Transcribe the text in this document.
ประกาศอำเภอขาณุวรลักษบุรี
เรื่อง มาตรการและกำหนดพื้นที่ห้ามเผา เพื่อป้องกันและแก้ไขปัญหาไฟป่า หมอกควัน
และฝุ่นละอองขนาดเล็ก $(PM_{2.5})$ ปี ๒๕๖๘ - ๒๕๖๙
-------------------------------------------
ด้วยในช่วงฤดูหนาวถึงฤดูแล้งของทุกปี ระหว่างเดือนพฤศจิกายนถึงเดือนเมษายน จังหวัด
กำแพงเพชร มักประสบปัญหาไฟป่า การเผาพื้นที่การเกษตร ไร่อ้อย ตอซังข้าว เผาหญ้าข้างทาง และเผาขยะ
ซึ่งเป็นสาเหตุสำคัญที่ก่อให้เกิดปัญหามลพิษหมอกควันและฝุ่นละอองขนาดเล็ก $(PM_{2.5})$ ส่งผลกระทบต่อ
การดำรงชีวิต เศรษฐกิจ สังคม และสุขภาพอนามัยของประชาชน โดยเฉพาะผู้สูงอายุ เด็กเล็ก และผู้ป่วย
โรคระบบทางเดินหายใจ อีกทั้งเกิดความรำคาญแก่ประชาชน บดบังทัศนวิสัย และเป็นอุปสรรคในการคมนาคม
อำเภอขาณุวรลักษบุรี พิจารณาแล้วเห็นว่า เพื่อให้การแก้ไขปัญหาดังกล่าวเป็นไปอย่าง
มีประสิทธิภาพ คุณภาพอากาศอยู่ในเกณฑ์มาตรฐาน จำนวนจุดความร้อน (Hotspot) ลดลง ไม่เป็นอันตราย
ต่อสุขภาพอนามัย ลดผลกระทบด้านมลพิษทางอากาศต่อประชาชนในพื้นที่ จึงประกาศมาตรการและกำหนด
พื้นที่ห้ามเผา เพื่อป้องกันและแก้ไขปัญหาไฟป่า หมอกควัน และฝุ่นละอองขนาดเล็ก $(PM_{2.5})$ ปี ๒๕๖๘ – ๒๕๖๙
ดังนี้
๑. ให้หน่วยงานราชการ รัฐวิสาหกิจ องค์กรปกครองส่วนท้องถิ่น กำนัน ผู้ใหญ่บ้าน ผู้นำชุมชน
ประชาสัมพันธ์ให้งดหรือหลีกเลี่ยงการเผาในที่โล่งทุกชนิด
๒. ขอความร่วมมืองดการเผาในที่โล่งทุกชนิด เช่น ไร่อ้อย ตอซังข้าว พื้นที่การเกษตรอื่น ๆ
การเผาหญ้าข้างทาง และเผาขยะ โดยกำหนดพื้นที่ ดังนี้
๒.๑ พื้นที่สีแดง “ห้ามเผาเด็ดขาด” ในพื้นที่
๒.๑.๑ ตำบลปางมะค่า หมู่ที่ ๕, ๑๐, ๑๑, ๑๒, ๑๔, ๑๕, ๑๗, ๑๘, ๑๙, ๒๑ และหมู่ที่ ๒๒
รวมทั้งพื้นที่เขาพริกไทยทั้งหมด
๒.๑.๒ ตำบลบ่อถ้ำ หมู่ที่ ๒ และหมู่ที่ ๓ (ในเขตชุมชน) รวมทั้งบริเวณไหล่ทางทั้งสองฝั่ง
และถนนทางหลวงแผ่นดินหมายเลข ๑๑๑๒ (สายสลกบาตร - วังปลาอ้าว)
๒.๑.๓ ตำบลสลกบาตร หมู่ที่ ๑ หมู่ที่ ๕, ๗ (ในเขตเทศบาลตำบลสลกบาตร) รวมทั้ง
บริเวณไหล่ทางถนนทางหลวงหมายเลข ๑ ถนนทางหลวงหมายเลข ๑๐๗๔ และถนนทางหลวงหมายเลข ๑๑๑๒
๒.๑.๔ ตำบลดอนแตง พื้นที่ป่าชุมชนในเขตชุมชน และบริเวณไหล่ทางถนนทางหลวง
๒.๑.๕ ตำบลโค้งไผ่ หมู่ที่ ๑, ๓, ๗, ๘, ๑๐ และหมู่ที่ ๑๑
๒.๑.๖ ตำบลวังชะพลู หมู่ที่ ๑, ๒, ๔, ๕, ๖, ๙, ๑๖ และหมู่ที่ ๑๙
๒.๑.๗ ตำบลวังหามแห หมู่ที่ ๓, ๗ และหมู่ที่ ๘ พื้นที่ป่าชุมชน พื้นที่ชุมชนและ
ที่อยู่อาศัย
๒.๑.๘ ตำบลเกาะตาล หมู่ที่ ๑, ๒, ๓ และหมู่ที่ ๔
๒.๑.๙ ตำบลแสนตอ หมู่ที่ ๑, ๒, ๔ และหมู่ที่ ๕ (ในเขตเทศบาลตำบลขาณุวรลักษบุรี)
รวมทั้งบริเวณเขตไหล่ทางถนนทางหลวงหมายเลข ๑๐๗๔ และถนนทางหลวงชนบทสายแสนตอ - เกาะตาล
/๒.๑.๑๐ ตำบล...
◇ ◇ ◇ ◇ ◇
• [What is asked]:
Go through the listing above and pull out each line containing the word "เวณไหล".

• [The completed task]:
๒.๑.๒ ตำบลบ่อถ้ำ หมู่ที่ ๒ และหมู่ที่ ๓ (ในเขตชุมชน) รวมทั้งบริเวณไหล่ทางทั้งสองฝั่ง
บริเวณไหล่ทางถนนทางหลวงหมายเลข ๑ ถนนทางหลวงหมายเลข ๑๐๗๔ และถนนทางหลวงหมายเลข ๑๑๑๒
๒.๑.๔ ตำบลดอนแตง พื้นที่ป่าชุมชนในเขตชุมชน และบริเวณไหล่ทางถนนทางหลวง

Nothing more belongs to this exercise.